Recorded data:
###

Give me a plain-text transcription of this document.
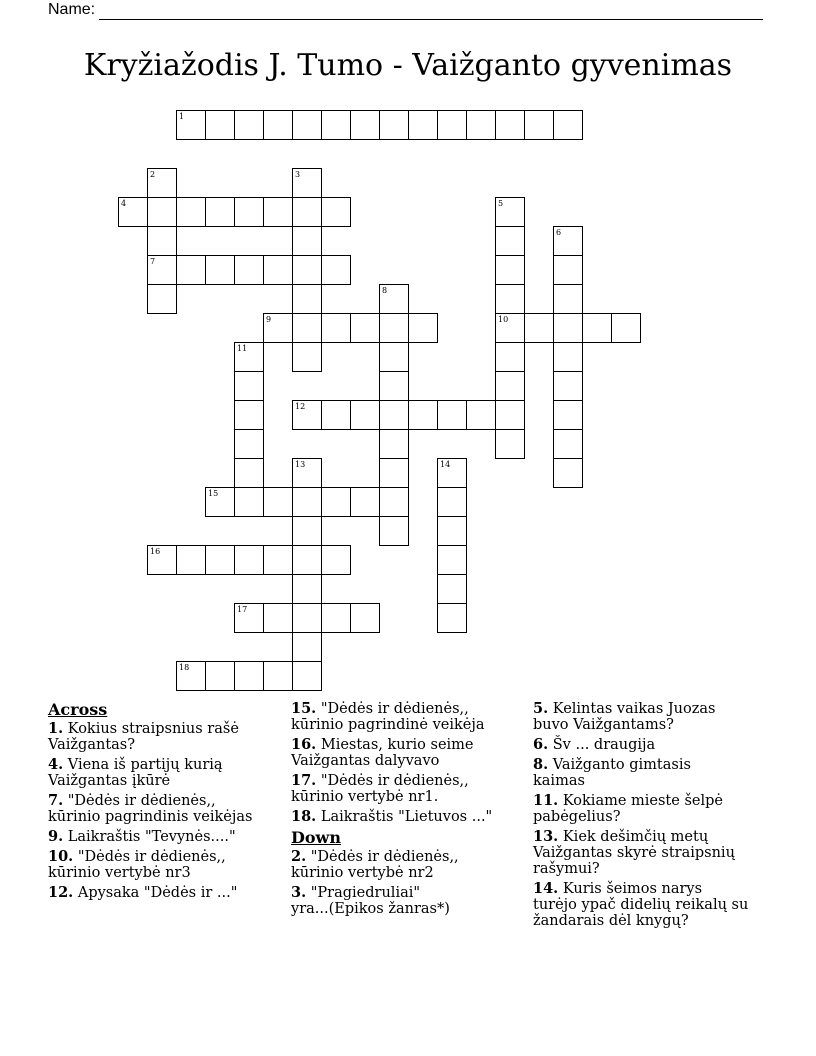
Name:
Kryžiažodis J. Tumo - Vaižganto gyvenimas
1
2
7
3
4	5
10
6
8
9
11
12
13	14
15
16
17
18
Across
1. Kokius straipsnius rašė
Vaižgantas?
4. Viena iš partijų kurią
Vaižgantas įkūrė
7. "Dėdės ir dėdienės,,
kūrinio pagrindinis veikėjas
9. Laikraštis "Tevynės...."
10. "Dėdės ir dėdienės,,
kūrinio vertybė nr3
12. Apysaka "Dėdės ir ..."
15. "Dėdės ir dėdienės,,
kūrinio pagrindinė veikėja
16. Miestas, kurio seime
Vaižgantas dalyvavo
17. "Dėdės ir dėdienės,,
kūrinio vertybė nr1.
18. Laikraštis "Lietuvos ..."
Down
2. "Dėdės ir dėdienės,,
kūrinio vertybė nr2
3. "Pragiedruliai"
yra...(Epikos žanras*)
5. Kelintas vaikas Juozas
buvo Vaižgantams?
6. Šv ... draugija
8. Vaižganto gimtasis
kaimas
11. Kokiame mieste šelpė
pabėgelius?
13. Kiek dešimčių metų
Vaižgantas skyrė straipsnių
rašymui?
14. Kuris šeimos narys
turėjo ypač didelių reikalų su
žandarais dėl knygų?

###

» Problem to work on:
Report each line in the data that holds the word "vertybė".

» Solution for this problem:
kūrinio vertybė nr3
kūrinio vertybė nr1.
kūrinio vertybė nr2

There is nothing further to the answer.